REQUIREMENTS: Repeat the data that follows, word for word, without the images.

THE INPUT:

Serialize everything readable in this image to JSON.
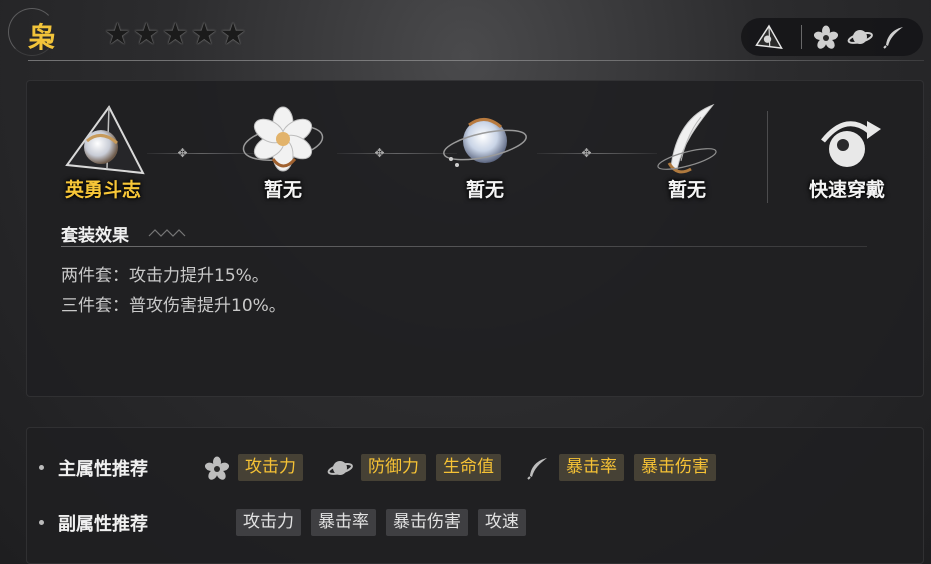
{
  "header": {
    "character_name": "枭",
    "stars": [
      "★",
      "★",
      "★",
      "★",
      "★"
    ],
    "filter_icons": [
      "pyramid-icon",
      "flower-icon",
      "planet-icon",
      "feather-icon"
    ]
  },
  "slots": [
    {
      "label": "英勇斗志",
      "icon": "pyramid-orb-icon",
      "active": true
    },
    {
      "label": "暂无",
      "icon": "flower-icon",
      "active": false
    },
    {
      "label": "暂无",
      "icon": "planet-orb-icon",
      "active": false
    },
    {
      "label": "暂无",
      "icon": "feather-icon",
      "active": false
    }
  ],
  "quick_equip": {
    "label": "快速穿戴",
    "icon": "quick-equip-icon"
  },
  "set_effects": {
    "title": "套装效果",
    "lines": [
      "两件套：攻击力提升15%。",
      "三件套：普攻伤害提升10%。"
    ]
  },
  "recommendations": {
    "main": {
      "label": "主属性推荐",
      "groups": [
        {
          "icon": "flower-icon",
          "tags": [
            "攻击力"
          ]
        },
        {
          "icon": "planet-icon",
          "tags": [
            "防御力",
            "生命值"
          ]
        },
        {
          "icon": "feather-icon",
          "tags": [
            "暴击率",
            "暴击伤害"
          ]
        }
      ]
    },
    "sub": {
      "label": "副属性推荐",
      "tags": [
        "攻击力",
        "暴击率",
        "暴击伤害",
        "攻速"
      ]
    }
  },
  "colors": {
    "accent_gold": "#f6c235",
    "panel": "#202022"
  }
}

CORRECT RESPONSE:
Serialize everything readable in this image to JSON.
{
  "header": {
    "character_name": "枭",
    "stars": [
      "★",
      "★",
      "★",
      "★",
      "★"
    ],
    "filter_icons": [
      "pyramid-icon",
      "flower-icon",
      "planet-icon",
      "feather-icon"
    ]
  },
  "slots": [
    {
      "label": "英勇斗志",
      "icon": "pyramid-orb-icon",
      "active": true
    },
    {
      "label": "暂无",
      "icon": "flower-icon",
      "active": false
    },
    {
      "label": "暂无",
      "icon": "planet-orb-icon",
      "active": false
    },
    {
      "label": "暂无",
      "icon": "feather-icon",
      "active": false
    }
  ],
  "quick_equip": {
    "label": "快速穿戴",
    "icon": "quick-equip-icon"
  },
  "set_effects": {
    "title": "套装效果",
    "lines": [
      "两件套：攻击力提升15%。",
      "三件套：普攻伤害提升10%。"
    ]
  },
  "recommendations": {
    "main": {
      "label": "主属性推荐",
      "groups": [
        {
          "icon": "flower-icon",
          "tags": [
            "攻击力"
          ]
        },
        {
          "icon": "planet-icon",
          "tags": [
            "防御力",
            "生命值"
          ]
        },
        {
          "icon": "feather-icon",
          "tags": [
            "暴击率",
            "暴击伤害"
          ]
        }
      ]
    },
    "sub": {
      "label": "副属性推荐",
      "tags": [
        "攻击力",
        "暴击率",
        "暴击伤害",
        "攻速"
      ]
    }
  },
  "colors": {
    "accent_gold": "#f6c235",
    "panel": "#202022"
  }
}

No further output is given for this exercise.